[Exercise goal]
Your task is to copy every line of this material exactly.

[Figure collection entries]
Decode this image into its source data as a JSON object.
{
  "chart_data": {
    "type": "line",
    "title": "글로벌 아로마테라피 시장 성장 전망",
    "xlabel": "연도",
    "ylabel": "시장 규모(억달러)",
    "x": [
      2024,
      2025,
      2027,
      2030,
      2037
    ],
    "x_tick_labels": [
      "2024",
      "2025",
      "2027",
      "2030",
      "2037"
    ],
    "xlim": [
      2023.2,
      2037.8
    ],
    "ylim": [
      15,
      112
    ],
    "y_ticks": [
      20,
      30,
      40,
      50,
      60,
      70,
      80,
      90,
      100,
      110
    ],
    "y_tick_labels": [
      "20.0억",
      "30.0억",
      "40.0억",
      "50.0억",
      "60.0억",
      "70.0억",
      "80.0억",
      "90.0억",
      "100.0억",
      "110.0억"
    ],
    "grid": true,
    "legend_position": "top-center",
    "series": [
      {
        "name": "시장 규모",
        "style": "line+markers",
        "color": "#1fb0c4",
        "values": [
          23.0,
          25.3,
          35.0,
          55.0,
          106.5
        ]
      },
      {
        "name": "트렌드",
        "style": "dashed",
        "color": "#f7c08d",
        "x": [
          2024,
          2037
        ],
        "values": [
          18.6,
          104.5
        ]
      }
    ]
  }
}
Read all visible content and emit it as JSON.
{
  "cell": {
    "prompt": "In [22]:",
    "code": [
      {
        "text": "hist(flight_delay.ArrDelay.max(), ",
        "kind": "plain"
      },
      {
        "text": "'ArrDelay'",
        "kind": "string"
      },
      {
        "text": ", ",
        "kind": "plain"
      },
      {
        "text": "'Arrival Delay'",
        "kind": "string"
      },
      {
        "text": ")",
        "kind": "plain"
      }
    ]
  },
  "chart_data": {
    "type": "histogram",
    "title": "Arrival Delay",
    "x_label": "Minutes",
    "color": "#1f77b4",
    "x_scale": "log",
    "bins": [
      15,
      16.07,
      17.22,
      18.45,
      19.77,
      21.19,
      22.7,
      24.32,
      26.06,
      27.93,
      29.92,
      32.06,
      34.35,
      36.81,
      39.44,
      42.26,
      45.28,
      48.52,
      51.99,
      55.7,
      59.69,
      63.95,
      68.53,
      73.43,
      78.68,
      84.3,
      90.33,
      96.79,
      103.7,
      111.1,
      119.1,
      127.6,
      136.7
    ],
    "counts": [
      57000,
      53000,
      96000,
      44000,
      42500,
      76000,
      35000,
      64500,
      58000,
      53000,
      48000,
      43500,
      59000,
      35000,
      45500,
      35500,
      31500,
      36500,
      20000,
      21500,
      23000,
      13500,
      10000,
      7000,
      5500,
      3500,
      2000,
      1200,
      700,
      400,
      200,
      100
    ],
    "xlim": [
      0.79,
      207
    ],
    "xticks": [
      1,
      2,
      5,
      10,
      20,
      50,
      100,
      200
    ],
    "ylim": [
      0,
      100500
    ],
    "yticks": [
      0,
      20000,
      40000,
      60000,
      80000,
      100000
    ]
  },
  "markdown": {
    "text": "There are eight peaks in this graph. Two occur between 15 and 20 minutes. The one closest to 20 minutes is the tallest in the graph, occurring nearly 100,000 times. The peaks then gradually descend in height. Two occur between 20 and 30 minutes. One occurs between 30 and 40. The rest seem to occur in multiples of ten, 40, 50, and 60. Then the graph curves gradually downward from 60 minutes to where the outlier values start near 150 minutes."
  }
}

[Complete output]
Decode this image into its source data as a JSON object.
{
  "chart_data": {
    "type": "line",
    "title": "글로벌 아로마테라피 시장 성장 전망",
    "xlabel": "연도",
    "ylabel": "시장 규모(억달러)",
    "x": [
      2024,
      2025,
      2027,
      2030,
      2037
    ],
    "x_tick_labels": [
      "2024",
      "2025",
      "2027",
      "2030",
      "2037"
    ],
    "xlim": [
      2023.2,
      2037.8
    ],
    "ylim": [
      15,
      112
    ],
    "y_ticks": [
      20,
      30,
      40,
      50,
      60,
      70,
      80,
      90,
      100,
      110
    ],
    "y_tick_labels": [
      "20.0억",
      "30.0억",
      "40.0억",
      "50.0억",
      "60.0억",
      "70.0억",
      "80.0억",
      "90.0억",
      "100.0억",
      "110.0억"
    ],
    "grid": true,
    "legend_position": "top-center",
    "series": [
      {
        "name": "시장 규모",
        "style": "line+markers",
        "color": "#1fb0c4",
        "values": [
          23.0,
          25.3,
          35.0,
          55.0,
          106.5
        ]
      },
      {
        "name": "트렌드",
        "style": "dashed",
        "color": "#f7c08d",
        "x": [
          2024,
          2037
        ],
        "values": [
          18.6,
          104.5
        ]
      }
    ]
  }
}
Read all visible content and emit it as JSON.
{
  "cell": {
    "prompt": "In [22]:",
    "code": [
      {
        "text": "hist(flight_delay.ArrDelay.max(), ",
        "kind": "plain"
      },
      {
        "text": "'ArrDelay'",
        "kind": "string"
      },
      {
        "text": ", ",
        "kind": "plain"
      },
      {
        "text": "'Arrival Delay'",
        "kind": "string"
      },
      {
        "text": ")",
        "kind": "plain"
      }
    ]
  },
  "chart_data": {
    "type": "histogram",
    "title": "Arrival Delay",
    "x_label": "Minutes",
    "color": "#1f77b4",
    "x_scale": "log",
    "bins": [
      15,
      16.07,
      17.22,
      18.45,
      19.77,
      21.19,
      22.7,
      24.32,
      26.06,
      27.93,
      29.92,
      32.06,
      34.35,
      36.81,
      39.44,
      42.26,
      45.28,
      48.52,
      51.99,
      55.7,
      59.69,
      63.95,
      68.53,
      73.43,
      78.68,
      84.3,
      90.33,
      96.79,
      103.7,
      111.1,
      119.1,
      127.6,
      136.7
    ],
    "counts": [
      57000,
      53000,
      96000,
      44000,
      42500,
      76000,
      35000,
      64500,
      58000,
      53000,
      48000,
      43500,
      59000,
      35000,
      45500,
      35500,
      31500,
      36500,
      20000,
      21500,
      23000,
      13500,
      10000,
      7000,
      5500,
      3500,
      2000,
      1200,
      700,
      400,
      200,
      100
    ],
    "xlim": [
      0.79,
      207
    ],
    "xticks": [
      1,
      2,
      5,
      10,
      20,
      50,
      100,
      200
    ],
    "ylim": [
      0,
      100500
    ],
    "yticks": [
      0,
      20000,
      40000,
      60000,
      80000,
      100000
    ]
  },
  "markdown": {
    "text": "There are eight peaks in this graph. Two occur between 15 and 20 minutes. The one closest to 20 minutes is the tallest in the graph, occurring nearly 100,000 times. The peaks then gradually descend in height. Two occur between 20 and 30 minutes. One occurs between 30 and 40. The rest seem to occur in multiples of ten, 40, 50, and 60. Then the graph curves gradually downward from 60 minutes to where the outlier values start near 150 minutes."
  }
}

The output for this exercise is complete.